■ **Entries shown**
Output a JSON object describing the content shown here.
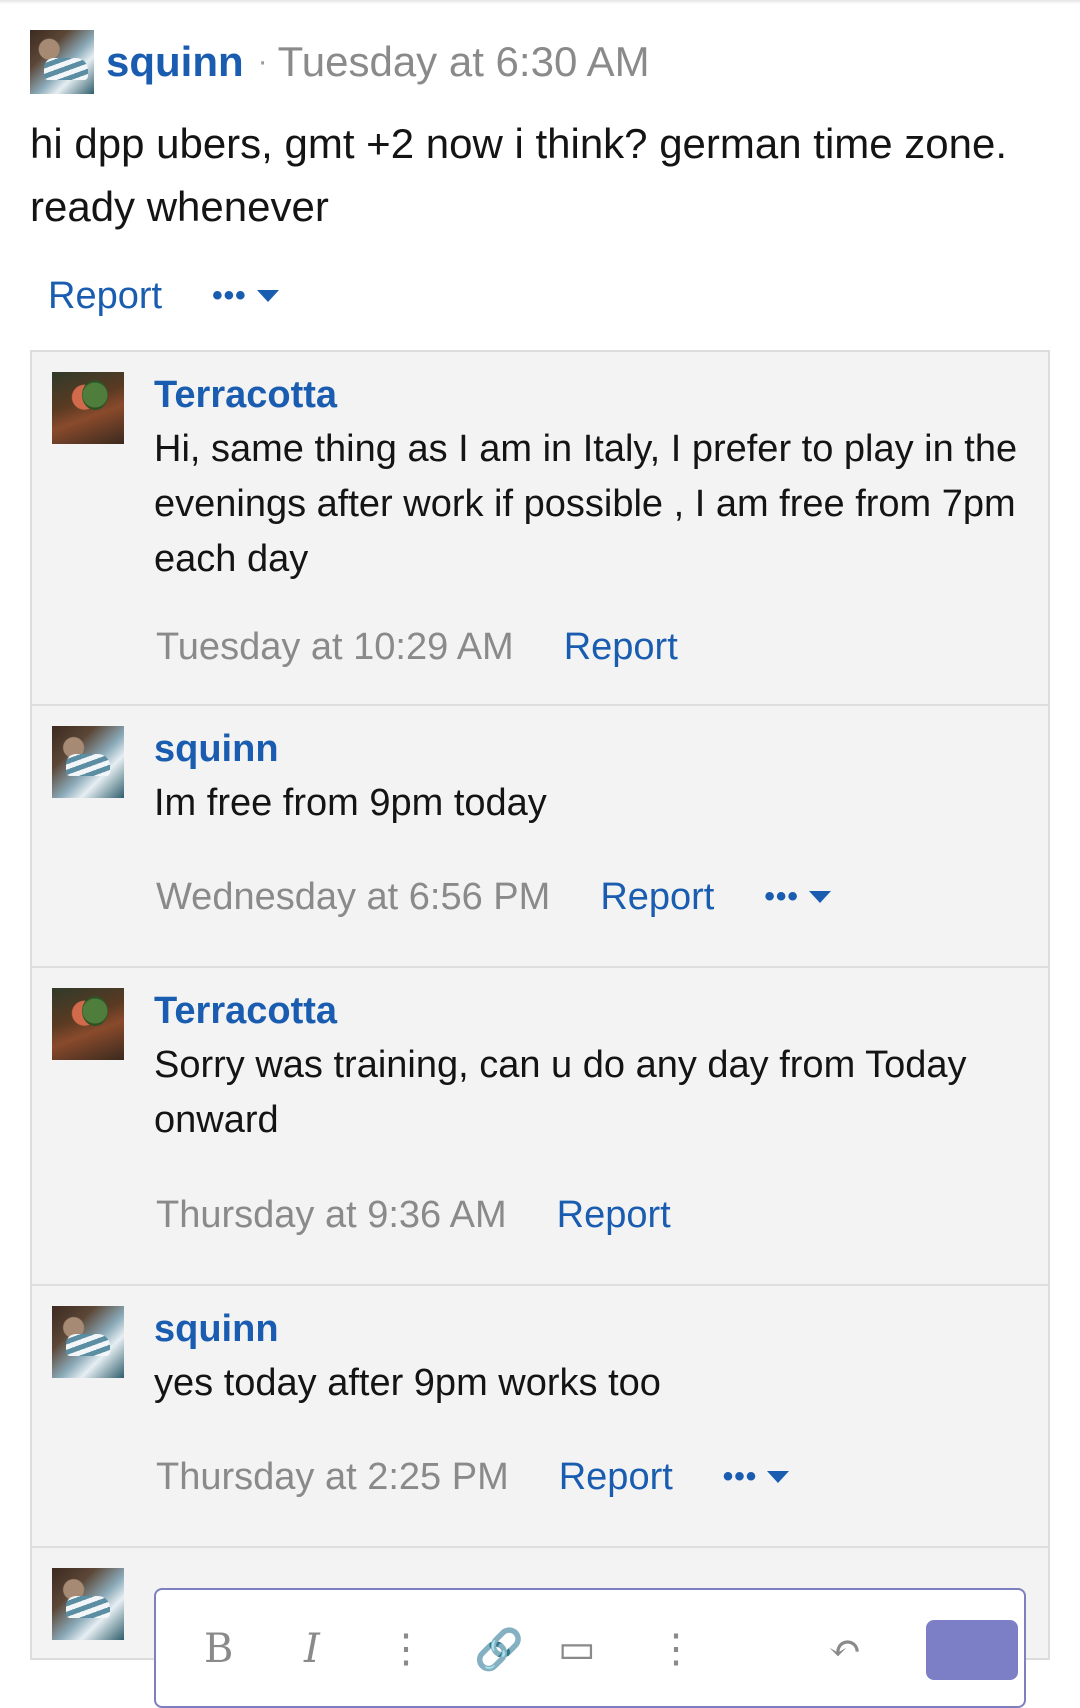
{
  "post": {
    "author": "squinn",
    "separator": "·",
    "time": "Tuesday at 6:30 AM",
    "body": "hi dpp ubers, gmt +2 now i think? german time zone. ready whenever",
    "report_label": "Report",
    "more_label": "•••"
  },
  "comments": [
    {
      "author": "Terracotta",
      "body": "Hi, same thing as I am in Italy, I prefer to play in the evenings after work if possible , I am free from 7pm each day",
      "time": "Tuesday at 10:29 AM",
      "report_label": "Report"
    },
    {
      "author": "squinn",
      "body": "Im free from 9pm today",
      "time": "Wednesday at 6:56 PM",
      "report_label": "Report",
      "more_label": "•••"
    },
    {
      "author": "Terracotta",
      "body": "Sorry was training, can u do any day from Today onward",
      "time": "Thursday at 9:36 AM",
      "report_label": "Report"
    },
    {
      "author": "squinn",
      "body": "yes today after 9pm works too",
      "time": "Thursday at 2:25 PM",
      "report_label": "Report",
      "more_label": "•••"
    }
  ],
  "editor": {
    "tools": [
      "B",
      "I",
      "⋮",
      "🔗",
      "▭",
      "⋮",
      "↶"
    ]
  },
  "colors": {
    "link": "#1a5db0",
    "muted": "#8a8a8a",
    "panel": "#f3f3f3",
    "editor_border": "#7e7fbf",
    "send_button": "#7d7fc6"
  },
  "icons": [
    "avatar-squinn",
    "avatar-terracotta",
    "more-dots-icon",
    "chevron-down-icon"
  ]
}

■ **Given request**
Do not include the images; transcribe the rest of the listing exactly.

■ **Completed exercise**
Output a JSON object describing the content shown here.
{
  "post": {
    "author": "squinn",
    "separator": "·",
    "time": "Tuesday at 6:30 AM",
    "body": "hi dpp ubers, gmt +2 now i think? german time zone. ready whenever",
    "report_label": "Report",
    "more_label": "•••"
  },
  "comments": [
    {
      "author": "Terracotta",
      "body": "Hi, same thing as I am in Italy, I prefer to play in the evenings after work if possible , I am free from 7pm each day",
      "time": "Tuesday at 10:29 AM",
      "report_label": "Report"
    },
    {
      "author": "squinn",
      "body": "Im free from 9pm today",
      "time": "Wednesday at 6:56 PM",
      "report_label": "Report",
      "more_label": "•••"
    },
    {
      "author": "Terracotta",
      "body": "Sorry was training, can u do any day from Today onward",
      "time": "Thursday at 9:36 AM",
      "report_label": "Report"
    },
    {
      "author": "squinn",
      "body": "yes today after 9pm works too",
      "time": "Thursday at 2:25 PM",
      "report_label": "Report",
      "more_label": "•••"
    }
  ],
  "editor": {
    "tools": [
      "B",
      "I",
      "⋮",
      "🔗",
      "▭",
      "⋮",
      "↶"
    ]
  },
  "colors": {
    "link": "#1a5db0",
    "muted": "#8a8a8a",
    "panel": "#f3f3f3",
    "editor_border": "#7e7fbf",
    "send_button": "#7d7fc6"
  },
  "icons": [
    "avatar-squinn",
    "avatar-terracotta",
    "more-dots-icon",
    "chevron-down-icon"
  ]
}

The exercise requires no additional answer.